▶ Information supplied
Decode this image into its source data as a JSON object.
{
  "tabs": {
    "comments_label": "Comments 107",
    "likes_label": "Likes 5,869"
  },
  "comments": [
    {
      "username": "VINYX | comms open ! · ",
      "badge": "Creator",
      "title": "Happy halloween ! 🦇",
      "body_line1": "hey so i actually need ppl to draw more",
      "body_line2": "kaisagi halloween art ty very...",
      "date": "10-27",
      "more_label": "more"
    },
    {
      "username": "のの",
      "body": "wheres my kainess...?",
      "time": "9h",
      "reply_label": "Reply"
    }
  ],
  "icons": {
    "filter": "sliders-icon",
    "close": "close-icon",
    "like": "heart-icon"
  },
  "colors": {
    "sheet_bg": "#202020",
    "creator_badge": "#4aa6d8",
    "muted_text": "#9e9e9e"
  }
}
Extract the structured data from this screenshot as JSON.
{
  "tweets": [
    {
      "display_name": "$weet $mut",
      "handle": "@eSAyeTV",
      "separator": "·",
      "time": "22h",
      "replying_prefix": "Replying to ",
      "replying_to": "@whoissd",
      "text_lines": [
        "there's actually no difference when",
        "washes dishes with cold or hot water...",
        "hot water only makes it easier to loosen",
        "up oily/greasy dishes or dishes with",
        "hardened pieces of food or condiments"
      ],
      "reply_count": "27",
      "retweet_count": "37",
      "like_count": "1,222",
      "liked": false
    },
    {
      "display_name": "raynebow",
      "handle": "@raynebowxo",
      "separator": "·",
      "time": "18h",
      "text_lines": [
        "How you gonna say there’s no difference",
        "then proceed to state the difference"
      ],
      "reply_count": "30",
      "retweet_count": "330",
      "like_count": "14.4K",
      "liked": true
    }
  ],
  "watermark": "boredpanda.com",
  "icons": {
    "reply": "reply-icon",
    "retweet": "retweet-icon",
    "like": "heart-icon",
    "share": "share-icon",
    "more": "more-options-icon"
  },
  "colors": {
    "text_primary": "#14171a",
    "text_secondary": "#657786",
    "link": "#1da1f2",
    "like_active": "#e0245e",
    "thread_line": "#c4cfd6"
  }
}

▶ Given request
Restate the data above word for word.

▶ Response for this exercise
Decode this image into its source data as a JSON object.
{
  "tabs": {
    "comments_label": "Comments 107",
    "likes_label": "Likes 5,869"
  },
  "comments": [
    {
      "username": "VINYX | comms open ! · ",
      "badge": "Creator",
      "title": "Happy halloween ! 🦇",
      "body_line1": "hey so i actually need ppl to draw more",
      "body_line2": "kaisagi halloween art ty very...",
      "date": "10-27",
      "more_label": "more"
    },
    {
      "username": "のの",
      "body": "wheres my kainess...?",
      "time": "9h",
      "reply_label": "Reply"
    }
  ],
  "icons": {
    "filter": "sliders-icon",
    "close": "close-icon",
    "like": "heart-icon"
  },
  "colors": {
    "sheet_bg": "#202020",
    "creator_badge": "#4aa6d8",
    "muted_text": "#9e9e9e"
  }
}
Extract the structured data from this screenshot as JSON.
{
  "tweets": [
    {
      "display_name": "$weet $mut",
      "handle": "@eSAyeTV",
      "separator": "·",
      "time": "22h",
      "replying_prefix": "Replying to ",
      "replying_to": "@whoissd",
      "text_lines": [
        "there's actually no difference when",
        "washes dishes with cold or hot water...",
        "hot water only makes it easier to loosen",
        "up oily/greasy dishes or dishes with",
        "hardened pieces of food or condiments"
      ],
      "reply_count": "27",
      "retweet_count": "37",
      "like_count": "1,222",
      "liked": false
    },
    {
      "display_name": "raynebow",
      "handle": "@raynebowxo",
      "separator": "·",
      "time": "18h",
      "text_lines": [
        "How you gonna say there’s no difference",
        "then proceed to state the difference"
      ],
      "reply_count": "30",
      "retweet_count": "330",
      "like_count": "14.4K",
      "liked": true
    }
  ],
  "watermark": "boredpanda.com",
  "icons": {
    "reply": "reply-icon",
    "retweet": "retweet-icon",
    "like": "heart-icon",
    "share": "share-icon",
    "more": "more-options-icon"
  },
  "colors": {
    "text_primary": "#14171a",
    "text_secondary": "#657786",
    "link": "#1da1f2",
    "like_active": "#e0245e",
    "thread_line": "#c4cfd6"
  }
}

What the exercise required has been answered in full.